• [What the task requires] Can you format the items below as a numbered list, starting at the line that contains "table-row[interactable]: CAD 0.8329" and stopping after the line that contains "last-price-cell: 4.4491: [130, 300, 164, 312]", with any blank lines left out?

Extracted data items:
──────
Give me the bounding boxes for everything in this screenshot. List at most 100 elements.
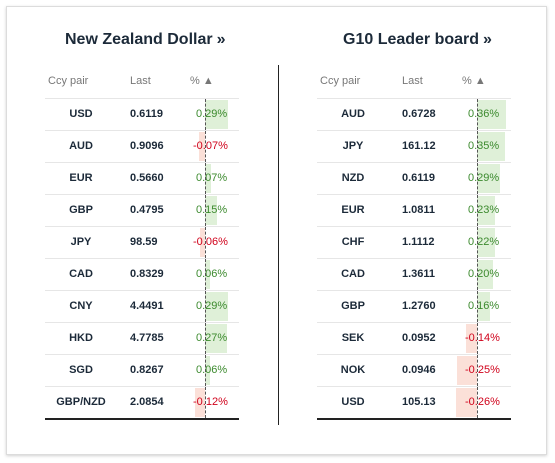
table-row[interactable]: CAD 0.8329 0.06%: [45, 258, 239, 290]
zero-line: [205, 163, 206, 194]
zero-line: [205, 323, 206, 354]
change-bar: [465, 324, 477, 353]
change-bar: [457, 356, 477, 385]
change-bar: [205, 100, 229, 129]
pct-change-cell: 0.29%: [468, 172, 500, 184]
change-bar: [205, 292, 229, 321]
chevron-right-icon: »: [216, 31, 226, 48]
last-price-cell: 1.1112: [402, 236, 435, 248]
change-bar: [205, 164, 211, 193]
table-row[interactable]: GBP 0.4795 0.15%: [45, 194, 239, 226]
last-price-cell: 105.13: [402, 396, 436, 408]
zero-line: [477, 195, 478, 226]
last-price-cell: 0.8267: [130, 364, 164, 376]
table-row[interactable]: EUR 1.0811 0.23%: [317, 194, 511, 226]
ccy-pair-cell[interactable]: JPY: [342, 140, 364, 152]
ccy-pair-cell[interactable]: EUR: [69, 172, 93, 184]
g10-table: AUD 0.6728 0.36% JPY 161.12 0.35% NZD 0.6119 0.2…: [317, 98, 511, 420]
last-price-cell: 2.0854: [130, 396, 164, 408]
ccy-pair-cell[interactable]: AUD: [69, 140, 93, 152]
table-row[interactable]: USD 105.13 -0.26%: [317, 386, 511, 418]
table-row[interactable]: SGD 0.8267 0.06%: [45, 354, 239, 386]
g10-panel-title[interactable]: G10 Leader board»: [343, 31, 492, 49]
last-price-cell: 4.4491: [130, 300, 164, 312]
column-header-pct[interactable]: % ▲: [190, 75, 214, 87]
column-header-pair[interactable]: Ccy pair: [48, 75, 89, 87]
ccy-pair-cell[interactable]: EUR: [341, 204, 365, 216]
pct-change-cell: 0.06%: [196, 268, 228, 280]
nzd-panel-title[interactable]: New Zealand Dollar»: [65, 31, 226, 49]
last-price-cell: 0.5660: [130, 172, 164, 184]
pct-change-cell: 0.27%: [196, 332, 228, 344]
ccy-pair-cell[interactable]: HKD: [69, 332, 93, 344]
last-price-cell: 1.0811: [402, 204, 436, 216]
change-bar: [456, 388, 477, 417]
pct-change-cell: 0.06%: [196, 364, 228, 376]
ccy-pair-cell[interactable]: GBP: [69, 204, 93, 216]
table-row[interactable]: JPY 98.59 -0.06%: [45, 226, 239, 258]
ccy-pair-cell[interactable]: CHF: [341, 236, 365, 248]
change-bar: [205, 196, 217, 225]
last-price-cell: 0.9096: [130, 140, 164, 152]
last-price-cell: 1.3611: [402, 268, 436, 280]
pct-change-cell: 0.35%: [468, 140, 500, 152]
ccy-pair-cell[interactable]: USD: [69, 108, 93, 120]
zero-line: [477, 259, 478, 290]
table-row[interactable]: SEK 0.0952 -0.14%: [317, 322, 511, 354]
last-price-cell: 0.6728: [402, 108, 436, 120]
pct-change-cell: 0.20%: [468, 268, 500, 280]
nzd-table: USD 0.6119 0.29% AUD 0.9096 -0.07% EUR 0.5660 0.…: [45, 98, 239, 420]
ccy-pair-cell[interactable]: CAD: [69, 268, 93, 280]
table-row[interactable]: GBP 1.2760 0.16%: [317, 290, 511, 322]
ccy-pair-cell[interactable]: USD: [341, 396, 365, 408]
last-price-cell: 0.0952: [402, 332, 436, 344]
table-row[interactable]: EUR 0.5660 0.07%: [45, 162, 239, 194]
change-bar: [477, 100, 506, 129]
table-row[interactable]: JPY 161.12 0.35%: [317, 130, 511, 162]
last-price-cell: 0.6119: [402, 172, 436, 184]
ccy-pair-cell[interactable]: NOK: [340, 364, 366, 376]
column-header-pct[interactable]: % ▲: [462, 75, 486, 87]
ccy-pair-cell[interactable]: NZD: [341, 172, 365, 184]
pct-change-cell: -0.25%: [465, 364, 500, 376]
zero-line: [477, 355, 478, 386]
table-row[interactable]: CNY 4.4491 0.29%: [45, 290, 239, 322]
table-row[interactable]: AUD 0.9096 -0.07%: [45, 130, 239, 162]
pct-change-cell: 0.15%: [196, 204, 228, 216]
ccy-pair-cell[interactable]: CNY: [69, 300, 93, 312]
ccy-pair-cell[interactable]: GBP/NZD: [56, 396, 106, 408]
change-bar: [477, 228, 495, 257]
pct-change-cell: 0.07%: [196, 172, 228, 184]
ccy-pair-cell[interactable]: SGD: [69, 364, 93, 376]
last-price-cell: 0.0946: [402, 364, 436, 376]
zero-line: [205, 131, 206, 162]
zero-line: [477, 227, 478, 258]
last-price-cell: 4.7785: [130, 332, 164, 344]
zero-line: [477, 99, 478, 130]
table-row[interactable]: AUD 0.6728 0.36%: [317, 98, 511, 130]
last-price-cell: 0.4795: [130, 204, 164, 216]
table-row[interactable]: USD 0.6119 0.29%: [45, 98, 239, 130]
ccy-pair-cell[interactable]: GBP: [341, 300, 365, 312]
column-header-last[interactable]: Last: [402, 75, 423, 87]
column-header-last[interactable]: Last: [130, 75, 151, 87]
pct-change-cell: 0.22%: [468, 236, 500, 248]
panel-title-text: G10 Leader board: [343, 31, 480, 48]
table-row[interactable]: NOK 0.0946 -0.25%: [317, 354, 511, 386]
table-row[interactable]: GBP/NZD 2.0854 -0.12%: [45, 386, 239, 418]
ccy-pair-cell[interactable]: JPY: [70, 236, 92, 248]
table-row[interactable]: NZD 0.6119 0.29%: [317, 162, 511, 194]
column-header-pair[interactable]: Ccy pair: [320, 75, 361, 87]
ccy-pair-cell[interactable]: CAD: [341, 268, 365, 280]
ccy-pair-cell[interactable]: SEK: [341, 332, 365, 344]
change-bar: [199, 132, 205, 161]
last-price-cell: 98.59: [130, 236, 158, 248]
table-row[interactable]: HKD 4.7785 0.27%: [45, 322, 239, 354]
table-row[interactable]: CHF 1.1112 0.22%: [317, 226, 511, 258]
table-row[interactable]: CAD 1.3611 0.20%: [317, 258, 511, 290]
pct-change-cell: -0.26%: [465, 396, 500, 408]
change-bar: [205, 260, 210, 289]
ccy-pair-cell[interactable]: AUD: [341, 108, 365, 120]
widget-frame: New Zealand Dollar» Ccy pair Last % ▲ US…: [6, 6, 547, 455]
pct-change-cell: 0.36%: [468, 108, 500, 120]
──────
• [Exercise answer]
1. table-row[interactable]: CAD 0.8329 0.06%: [45, 258, 239, 290]
2. zero-line: [205, 163, 206, 194]
3. zero-line: [205, 323, 206, 354]
4. change-bar: [465, 324, 477, 353]
5. change-bar: [457, 356, 477, 385]
6. change-bar: [205, 100, 229, 129]
7. pct-change-cell: 0.29%: [468, 172, 500, 184]
8. change-bar: [205, 292, 229, 321]
9. chevron-right-icon: »: [216, 31, 226, 48]
10. last-price-cell: 1.1112: [402, 236, 435, 248]
11. change-bar: [205, 164, 211, 193]
12. table-row[interactable]: GBP 0.4795 0.15%: [45, 194, 239, 226]
13. last-price-cell: 105.13: [402, 396, 436, 408]
14. zero-line: [477, 195, 478, 226]
15. last-price-cell: 0.8267: [130, 364, 164, 376]
16. table-row[interactable]: EUR 1.0811 0.23%: [317, 194, 511, 226]
17. ccy-pair-cell[interactable]: JPY: [342, 140, 364, 152]
18. ccy-pair-cell[interactable]: EUR: [69, 172, 93, 184]
19. g10-table: AUD 0.6728 0.36% JPY 161.12 0.35% NZD 0.6119 0.2…: [317, 98, 511, 420]
20. last-price-cell: 2.0854: [130, 396, 164, 408]
21. ccy-pair-cell[interactable]: AUD: [69, 140, 93, 152]
22. table-row[interactable]: USD 105.13 -0.26%: [317, 386, 511, 418]
23. table-row[interactable]: SGD 0.8267 0.06%: [45, 354, 239, 386]
24. g10-panel-title[interactable]: G10 Leader board»: [343, 31, 492, 49]
25. last-price-cell: 4.4491: [130, 300, 164, 312]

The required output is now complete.